◆ **PROBLEM TO SOLVE**: Find the string "color" in the records. Copy every line it appears in.
# Start of SUPPLIED DATA
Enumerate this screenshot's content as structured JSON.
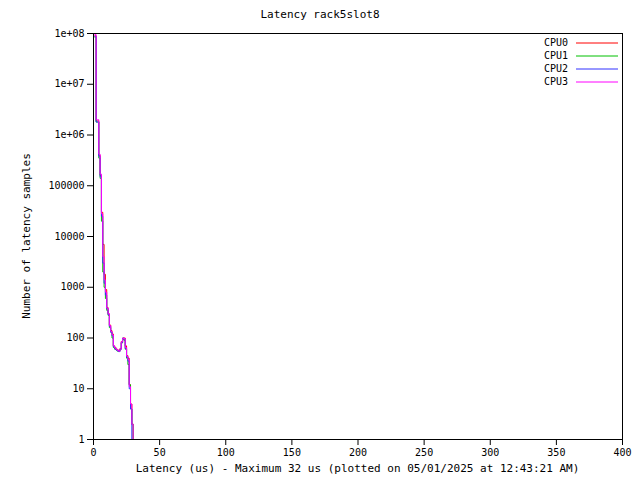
{
  "chart_data": {
    "type": "line",
    "title": "Latency rack5slot8",
    "x_label": "Latency (us) - Maximum 32 us (plotted on 05/01/2025 at 12:43:21 AM)",
    "y_label": "Number of latency samples",
    "log": "y",
    "grid": false,
    "legend": "top-right",
    "line_style": "step",
    "xlim": [
      0,
      400
    ],
    "xticks": [
      0,
      50,
      100,
      150,
      200,
      250,
      300,
      350,
      400
    ],
    "ylim": [
      1,
      100000000
    ],
    "yticks": [
      1,
      10,
      100,
      1000,
      10000,
      100000,
      {
        "value": 1000000,
        "label": "1e+06"
      },
      {
        "value": 10000000,
        "label": "1e+07"
      },
      {
        "value": 100000000,
        "label": "1e+08"
      }
    ],
    "x": [
      0,
      1,
      2,
      3,
      4,
      5,
      6,
      7,
      8,
      9,
      10,
      11,
      12,
      13,
      14,
      15,
      16,
      17,
      18,
      19,
      20,
      21,
      22,
      23,
      24,
      25,
      26,
      27,
      28,
      29,
      30,
      31,
      32
    ],
    "series": [
      {
        "name": "CPU0",
        "color": "#ff0000",
        "values": [
          null,
          90000000,
          1900000,
          1900000,
          400000,
          160000,
          30000,
          7000,
          1800,
          900,
          400,
          300,
          180,
          140,
          120,
          70,
          65,
          60,
          58,
          55,
          62,
          85,
          100,
          100,
          70,
          45,
          40,
          12,
          5,
          2,
          1,
          1,
          null
        ]
      },
      {
        "name": "CPU1",
        "color": "#00c000",
        "values": [
          null,
          85000000,
          1800000,
          1800000,
          350000,
          140000,
          20000,
          2000,
          1000,
          600,
          350,
          280,
          160,
          130,
          100,
          65,
          60,
          58,
          55,
          55,
          60,
          80,
          95,
          90,
          60,
          40,
          30,
          12,
          4,
          2,
          1,
          null,
          null
        ]
      },
      {
        "name": "CPU2",
        "color": "#3030ff",
        "values": [
          null,
          88000000,
          1800000,
          1800000,
          380000,
          150000,
          25000,
          3000,
          1200,
          700,
          380,
          290,
          170,
          130,
          110,
          68,
          62,
          58,
          56,
          54,
          60,
          82,
          100,
          95,
          62,
          42,
          35,
          10,
          4,
          1,
          null,
          null,
          null
        ]
      },
      {
        "name": "CPU3",
        "color": "#ff00ff",
        "values": [
          null,
          95000000,
          2000000,
          2000000,
          420000,
          170000,
          28000,
          4000,
          1400,
          800,
          390,
          300,
          175,
          135,
          115,
          70,
          64,
          60,
          57,
          55,
          61,
          84,
          98,
          98,
          65,
          44,
          38,
          11,
          5,
          2,
          1,
          null,
          null
        ]
      }
    ]
  }
}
# End of SUPPLIED DATA
◆ **WRITTEN REPLY**:
        "color": "#ff0000",
        "color": "#00c000",
        "color": "#3030ff",
        "color": "#ff00ff",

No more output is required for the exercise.